*** Raw records ***

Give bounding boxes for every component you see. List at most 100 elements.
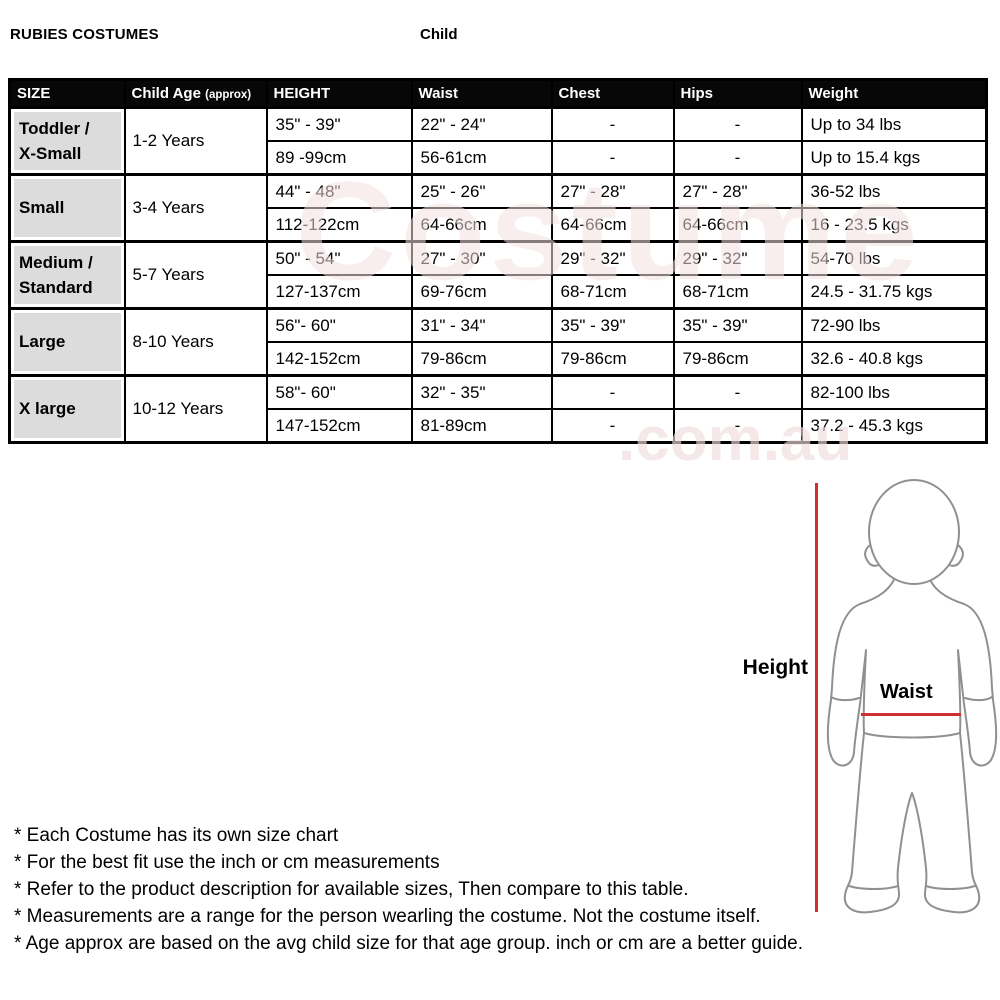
age-header-main: Child Age (131, 85, 201, 102)
height-label: Height (742, 656, 808, 679)
size-label-line1: Small (19, 198, 65, 218)
column-header-weight: Weight (800, 78, 988, 109)
waist-cm-cell: 56-61cm (410, 140, 553, 176)
age-cell: 8-10 Years (123, 307, 268, 377)
weight-cm-cell: 37.2 - 45.3 kgs (800, 408, 988, 444)
size-cell: X large (8, 374, 126, 444)
height-inches-cell: 44" - 48" (265, 173, 413, 209)
column-header-size: SIZE (8, 78, 126, 109)
size-label-line1: Toddler / (19, 118, 90, 138)
waist-inches-cell: 27" - 30" (410, 240, 553, 276)
column-header-waist: Waist (410, 78, 553, 109)
age-cell: 3-4 Years (123, 173, 268, 243)
chest-cm-cell: 68-71cm (550, 274, 675, 310)
table-row-inches: X large 10-12 Years 58"- 60" 32" - 35" -… (8, 374, 988, 444)
weight-inches-cell: Up to 34 lbs (800, 106, 988, 142)
chest-cm-cell: - (550, 408, 675, 444)
waist-inches-cell: 31" - 34" (410, 307, 553, 343)
waist-cm-cell: 79-86cm (410, 341, 553, 377)
table-row-inches: Small 3-4 Years 44" - 48" 25" - 26" 27" … (8, 173, 988, 243)
column-header-age: Child Age (approx) (123, 78, 268, 109)
height-cm-cell: 112-122cm (265, 207, 413, 243)
waist-inches-cell: 25" - 26" (410, 173, 553, 209)
chest-cm-cell: 64-66cm (550, 207, 675, 243)
hips-cm-cell: - (672, 408, 803, 444)
table-row-cm: 112-122cm 64-66cm 64-66cm 64-66cm 16 - 2… (10, 207, 988, 243)
child-left-ear (864, 544, 880, 567)
child-right-cuff-line (964, 696, 993, 702)
height-inches-cell: 50" - 54" (265, 240, 413, 276)
hips-cm-cell: 68-71cm (672, 274, 803, 310)
height-cm-cell: 147-152cm (265, 408, 413, 444)
column-header-hips: Hips (672, 78, 803, 109)
brand-title: RUBIES COSTUMES (10, 26, 159, 43)
footnote-line: * Refer to the product description for a… (14, 879, 689, 900)
hips-inches-cell: 27" - 28" (672, 173, 803, 209)
height-cm-cell: 127-137cm (265, 274, 413, 310)
age-cell: 1-2 Years (123, 106, 268, 176)
weight-inches-cell: 36-52 lbs (800, 173, 988, 209)
weight-cm-cell: 32.6 - 40.8 kgs (800, 341, 988, 377)
child-left-cuff-line (830, 696, 860, 702)
size-cell: Large (8, 307, 126, 377)
hips-inches-cell: - (672, 106, 803, 142)
height-inches-cell: 35" - 39" (265, 106, 413, 142)
hips-inches-cell: 35" - 39" (672, 307, 803, 343)
waist-cm-cell: 69-76cm (410, 274, 553, 310)
age-cell: 10-12 Years (123, 374, 268, 444)
hips-cm-cell: - (672, 140, 803, 176)
child-left-ankle-line (848, 885, 899, 890)
footnotes: * Each Costume has its own size chart * … (14, 822, 803, 957)
hips-cm-cell: 64-66cm (672, 207, 803, 243)
table-row-inches: Medium / Standard 5-7 Years 50" - 54" 27"… (8, 240, 988, 310)
weight-cm-cell: 16 - 23.5 kgs (800, 207, 988, 243)
chest-cm-cell: 79-86cm (550, 341, 675, 377)
size-label-line1: Medium / (19, 252, 93, 272)
size-label-line1: X large (19, 399, 76, 419)
age-header-suffix: (approx) (205, 89, 252, 101)
waist-inches-cell: 22" - 24" (410, 106, 553, 142)
table-row-cm: 89 -99cm 56-61cm - - Up to 15.4 kgs (10, 140, 988, 176)
age-cell: 5-7 Years (123, 240, 268, 310)
size-label-line1: Large (19, 332, 66, 352)
chest-inches-cell: 27" - 28" (550, 173, 675, 209)
child-right-ear (948, 544, 964, 567)
size-label-line2: Standard (19, 278, 93, 297)
table-header-row: SIZE Child Age (approx) HEIGHT Waist Che… (8, 78, 988, 109)
weight-inches-cell: 54-70 lbs (800, 240, 988, 276)
chest-cm-cell: - (550, 140, 675, 176)
size-cell: Small (8, 173, 126, 243)
column-header-height: HEIGHT (265, 78, 413, 109)
child-shirt-hem-line (863, 732, 961, 739)
chest-inches-cell: - (550, 106, 675, 142)
category-title: Child (420, 26, 458, 43)
weight-cm-cell: Up to 15.4 kgs (800, 140, 988, 176)
child-figure-illustration (826, 479, 998, 914)
child-body-outline (826, 571, 998, 914)
footnote-line: * Measurements are a range for the perso… (14, 906, 761, 927)
hips-inches-cell: 29" - 32" (672, 240, 803, 276)
height-measure-line (815, 483, 818, 912)
chest-inches-cell: 29" - 32" (550, 240, 675, 276)
table-row-cm: 142-152cm 79-86cm 79-86cm 79-86cm 32.6 -… (10, 341, 988, 377)
table-row-inches: Toddler / X-Small 1-2 Years 35" - 39" 22"… (8, 106, 988, 176)
child-head (868, 479, 960, 585)
table-row-cm: 127-137cm 69-76cm 68-71cm 68-71cm 24.5 -… (10, 274, 988, 310)
waist-measure-line (861, 713, 961, 716)
weight-cm-cell: 24.5 - 31.75 kgs (800, 274, 988, 310)
size-chart-table: SIZE Child Age (approx) HEIGHT Waist Che… (8, 78, 988, 444)
height-cm-cell: 142-152cm (265, 341, 413, 377)
footnote-line: * Each Costume has its own size chart (14, 825, 339, 846)
column-header-chest: Chest (550, 78, 675, 109)
footnote-line: * Age approx are based on the avg child … (14, 933, 803, 954)
chest-inches-cell: - (550, 374, 675, 410)
waist-cm-cell: 81-89cm (410, 408, 553, 444)
child-right-ankle-line (925, 885, 976, 890)
size-label-line2: X-Small (19, 144, 82, 163)
weight-inches-cell: 72-90 lbs (800, 307, 988, 343)
weight-inches-cell: 82-100 lbs (800, 374, 988, 410)
height-cm-cell: 89 -99cm (265, 140, 413, 176)
hips-inches-cell: - (672, 374, 803, 410)
height-inches-cell: 56"- 60" (265, 307, 413, 343)
size-cell: Toddler / X-Small (8, 106, 126, 176)
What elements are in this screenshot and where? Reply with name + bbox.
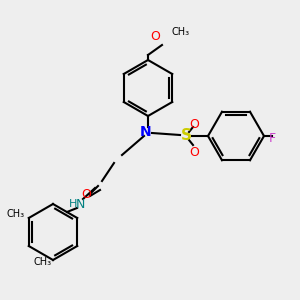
Text: CH₃: CH₃ [7,209,25,219]
Text: O: O [189,118,199,130]
Text: N: N [140,125,152,139]
Text: F: F [269,131,276,145]
Text: O: O [81,188,91,200]
Text: O: O [189,146,199,158]
Text: O: O [150,29,160,43]
Text: CH₃: CH₃ [172,27,190,37]
Text: S: S [181,128,191,143]
Text: N: N [75,197,85,211]
Text: H: H [69,199,77,209]
Text: CH₃: CH₃ [34,257,52,267]
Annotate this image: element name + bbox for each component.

***

_Requirements_.
Please pull every line from the rows above and copy each one without any change, leaving out the pictures.

_The output_.
Give bounding boxes for every component you see. List at most 100 elements.
age-header-main: Child Age (131, 85, 201, 102)
height-label: Height (742, 656, 808, 679)
size-label-line1: Small (19, 198, 65, 218)
column-header-weight: Weight (800, 78, 988, 109)
waist-cm-cell: 56-61cm (410, 140, 553, 176)
age-cell: 8-10 Years (123, 307, 268, 377)
weight-cm-cell: 37.2 - 45.3 kgs (800, 408, 988, 444)
size-cell: X large (8, 374, 126, 444)
height-inches-cell: 44" - 48" (265, 173, 413, 209)
column-header-size: SIZE (8, 78, 126, 109)
size-label-line1: Toddler / (19, 118, 90, 138)
waist-inches-cell: 27" - 30" (410, 240, 553, 276)
column-header-waist: Waist (410, 78, 553, 109)
age-cell: 3-4 Years (123, 173, 268, 243)
chest-cm-cell: 68-71cm (550, 274, 675, 310)
table-row-inches: X large 10-12 Years 58"- 60" 32" - 35" -… (8, 374, 988, 444)
weight-inches-cell: Up to 34 lbs (800, 106, 988, 142)
chest-cm-cell: - (550, 408, 675, 444)
waist-inches-cell: 31" - 34" (410, 307, 553, 343)
waist-cm-cell: 79-86cm (410, 341, 553, 377)
table-row-inches: Small 3-4 Years 44" - 48" 25" - 26" 27" … (8, 173, 988, 243)
column-header-age: Child Age (approx) (123, 78, 268, 109)
height-cm-cell: 112-122cm (265, 207, 413, 243)
waist-inches-cell: 25" - 26" (410, 173, 553, 209)
chest-cm-cell: 64-66cm (550, 207, 675, 243)
hips-cm-cell: - (672, 408, 803, 444)
table-row-cm: 112-122cm 64-66cm 64-66cm 64-66cm 16 - 2… (10, 207, 988, 243)
child-left-ear (864, 544, 880, 567)
child-right-cuff-line (964, 696, 993, 702)
height-inches-cell: 50" - 54" (265, 240, 413, 276)
hips-cm-cell: 68-71cm (672, 274, 803, 310)
height-cm-cell: 147-152cm (265, 408, 413, 444)
column-header-hips: Hips (672, 78, 803, 109)
brand-title: RUBIES COSTUMES (10, 26, 159, 43)
footnote-line: * Refer to the product description for a… (14, 879, 689, 900)
hips-inches-cell: 27" - 28" (672, 173, 803, 209)
height-cm-cell: 127-137cm (265, 274, 413, 310)
age-cell: 1-2 Years (123, 106, 268, 176)
weight-inches-cell: 36-52 lbs (800, 173, 988, 209)
weight-cm-cell: 32.6 - 40.8 kgs (800, 341, 988, 377)
child-left-cuff-line (830, 696, 860, 702)
size-cell: Large (8, 307, 126, 377)
hips-inches-cell: - (672, 106, 803, 142)
height-inches-cell: 35" - 39" (265, 106, 413, 142)
hips-inches-cell: 35" - 39" (672, 307, 803, 343)
waist-cm-cell: 69-76cm (410, 274, 553, 310)
age-cell: 10-12 Years (123, 374, 268, 444)
hips-cm-cell: - (672, 140, 803, 176)
child-left-ankle-line (848, 885, 899, 890)
footnotes: * Each Costume has its own size chart * … (14, 822, 803, 957)
hips-cm-cell: 64-66cm (672, 207, 803, 243)
table-row-inches: Medium / Standard 5-7 Years 50" - 54" 27"… (8, 240, 988, 310)
weight-cm-cell: 16 - 23.5 kgs (800, 207, 988, 243)
chest-cm-cell: 79-86cm (550, 341, 675, 377)
size-label-line1: Medium / (19, 252, 93, 272)
size-label-line1: X large (19, 399, 76, 419)
age-header-suffix: (approx) (205, 89, 252, 101)
waist-inches-cell: 22" - 24" (410, 106, 553, 142)
table-row-cm: 89 -99cm 56-61cm - - Up to 15.4 kgs (10, 140, 988, 176)
age-cell: 5-7 Years (123, 240, 268, 310)
size-label-line1: Large (19, 332, 66, 352)
chest-inches-cell: 27" - 28" (550, 173, 675, 209)
child-right-ear (948, 544, 964, 567)
size-label-line2: Standard (19, 278, 93, 297)
table-header-row: SIZE Child Age (approx) HEIGHT Waist Che… (8, 78, 988, 109)
weight-inches-cell: 54-70 lbs (800, 240, 988, 276)
chest-cm-cell: - (550, 140, 675, 176)
size-cell: Small (8, 173, 126, 243)
column-header-height: HEIGHT (265, 78, 413, 109)
child-shirt-hem-line (863, 732, 961, 739)
chest-inches-cell: - (550, 106, 675, 142)
category-title: Child (420, 26, 458, 43)
weight-cm-cell: Up to 15.4 kgs (800, 140, 988, 176)
child-figure-illustration (826, 479, 998, 914)
child-body-outline (826, 571, 998, 914)
footnote-line: * Measurements are a range for the perso… (14, 906, 761, 927)
hips-inches-cell: 29" - 32" (672, 240, 803, 276)
height-measure-line (815, 483, 818, 912)
chest-inches-cell: 29" - 32" (550, 240, 675, 276)
table-row-cm: 142-152cm 79-86cm 79-86cm 79-86cm 32.6 -… (10, 341, 988, 377)
table-row-inches: Toddler / X-Small 1-2 Years 35" - 39" 22"… (8, 106, 988, 176)
child-head (868, 479, 960, 585)
table-row-cm: 127-137cm 69-76cm 68-71cm 68-71cm 24.5 -… (10, 274, 988, 310)
waist-measure-line (861, 713, 961, 716)
weight-cm-cell: 24.5 - 31.75 kgs (800, 274, 988, 310)
size-chart-table: SIZE Child Age (approx) HEIGHT Waist Che… (8, 78, 988, 444)
height-cm-cell: 142-152cm (265, 341, 413, 377)
footnote-line: * Each Costume has its own size chart (14, 825, 339, 846)
column-header-chest: Chest (550, 78, 675, 109)
footnote-line: * Age approx are based on the avg child … (14, 933, 803, 954)
chest-inches-cell: - (550, 374, 675, 410)
waist-cm-cell: 81-89cm (410, 408, 553, 444)
child-right-ankle-line (925, 885, 976, 890)
size-label-line2: X-Small (19, 144, 82, 163)
weight-inches-cell: 72-90 lbs (800, 307, 988, 343)
weight-inches-cell: 82-100 lbs (800, 374, 988, 410)
height-cm-cell: 89 -99cm (265, 140, 413, 176)
hips-inches-cell: - (672, 374, 803, 410)
height-inches-cell: 56"- 60" (265, 307, 413, 343)
size-cell: Toddler / X-Small (8, 106, 126, 176)
What elements are in this screenshot and where? Reply with name + bbox.
Text: CH₃: CH₃ [7,209,25,219]
Text: O: O [189,118,199,130]
Text: N: N [140,125,152,139]
Text: F: F [269,131,276,145]
Text: O: O [81,188,91,200]
Text: O: O [189,146,199,158]
Text: O: O [150,29,160,43]
Text: CH₃: CH₃ [172,27,190,37]
Text: S: S [181,128,191,143]
Text: N: N [75,197,85,211]
Text: H: H [69,199,77,209]
Text: CH₃: CH₃ [34,257,52,267]
Annotate this image: element name + bbox for each component.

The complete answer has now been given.